# [PROBLEM TO SOLVE]
Your task is to restate the data word for word.

Data items:
● ● ● ● ● ● ●
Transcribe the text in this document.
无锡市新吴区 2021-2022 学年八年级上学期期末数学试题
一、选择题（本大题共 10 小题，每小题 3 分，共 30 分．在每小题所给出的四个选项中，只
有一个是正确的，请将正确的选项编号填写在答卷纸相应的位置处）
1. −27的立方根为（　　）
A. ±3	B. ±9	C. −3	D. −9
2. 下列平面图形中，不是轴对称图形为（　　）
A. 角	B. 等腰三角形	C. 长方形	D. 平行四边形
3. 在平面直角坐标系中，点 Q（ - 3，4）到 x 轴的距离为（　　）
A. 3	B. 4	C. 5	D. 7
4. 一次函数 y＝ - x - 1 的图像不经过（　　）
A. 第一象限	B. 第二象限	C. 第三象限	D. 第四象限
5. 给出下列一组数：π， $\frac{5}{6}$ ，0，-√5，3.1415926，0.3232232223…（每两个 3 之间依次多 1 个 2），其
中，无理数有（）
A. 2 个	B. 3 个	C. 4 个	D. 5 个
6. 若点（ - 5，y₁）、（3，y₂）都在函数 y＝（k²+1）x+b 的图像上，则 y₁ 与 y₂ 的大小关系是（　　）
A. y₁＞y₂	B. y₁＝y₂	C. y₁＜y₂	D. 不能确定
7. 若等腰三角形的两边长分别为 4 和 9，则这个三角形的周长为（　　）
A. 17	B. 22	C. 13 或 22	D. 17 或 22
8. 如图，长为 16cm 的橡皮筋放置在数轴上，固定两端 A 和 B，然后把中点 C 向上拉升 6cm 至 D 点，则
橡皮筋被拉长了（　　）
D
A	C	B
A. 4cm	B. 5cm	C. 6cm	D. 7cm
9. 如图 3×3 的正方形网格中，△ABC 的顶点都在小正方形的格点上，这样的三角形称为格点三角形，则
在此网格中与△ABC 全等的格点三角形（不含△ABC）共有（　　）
● ● ● ● ● ● ●
# [CORRECT RESULT]
Transcribe the text in this document.
无锡市新吴区 2021-2022 学年八年级上学期期末数学试题
一、选择题（本大题共 10 小题，每小题 3 分，共 30 分．在每小题所给出的四个选项中，只
有一个是正确的，请将正确的选项编号填写在答卷纸相应的位置处）
1. −27的立方根为（　　）
A. ±3	B. ±9	C. −3	D. −9
2. 下列平面图形中，不是轴对称图形为（　　）
A. 角	B. 等腰三角形	C. 长方形	D. 平行四边形
3. 在平面直角坐标系中，点 Q（ - 3，4）到 x 轴的距离为（　　）
A. 3	B. 4	C. 5	D. 7
4. 一次函数 y＝ - x - 1 的图像不经过（　　）
A. 第一象限	B. 第二象限	C. 第三象限	D. 第四象限
5. 给出下列一组数：π， $\frac{5}{6}$ ，0，-√5，3.1415926，0.3232232223…（每两个 3 之间依次多 1 个 2），其
中，无理数有（）
A. 2 个	B. 3 个	C. 4 个	D. 5 个
6. 若点（ - 5，y₁）、（3，y₂）都在函数 y＝（k²+1）x+b 的图像上，则 y₁ 与 y₂ 的大小关系是（　　）
A. y₁＞y₂	B. y₁＝y₂	C. y₁＜y₂	D. 不能确定
7. 若等腰三角形的两边长分别为 4 和 9，则这个三角形的周长为（　　）
A. 17	B. 22	C. 13 或 22	D. 17 或 22
8. 如图，长为 16cm 的橡皮筋放置在数轴上，固定两端 A 和 B，然后把中点 C 向上拉升 6cm 至 D 点，则
橡皮筋被拉长了（　　）
D
A	C	B
A. 4cm	B. 5cm	C. 6cm	D. 7cm
9. 如图 3×3 的正方形网格中，△ABC 的顶点都在小正方形的格点上，这样的三角形称为格点三角形，则
在此网格中与△ABC 全等的格点三角形（不含△ABC）共有（　　）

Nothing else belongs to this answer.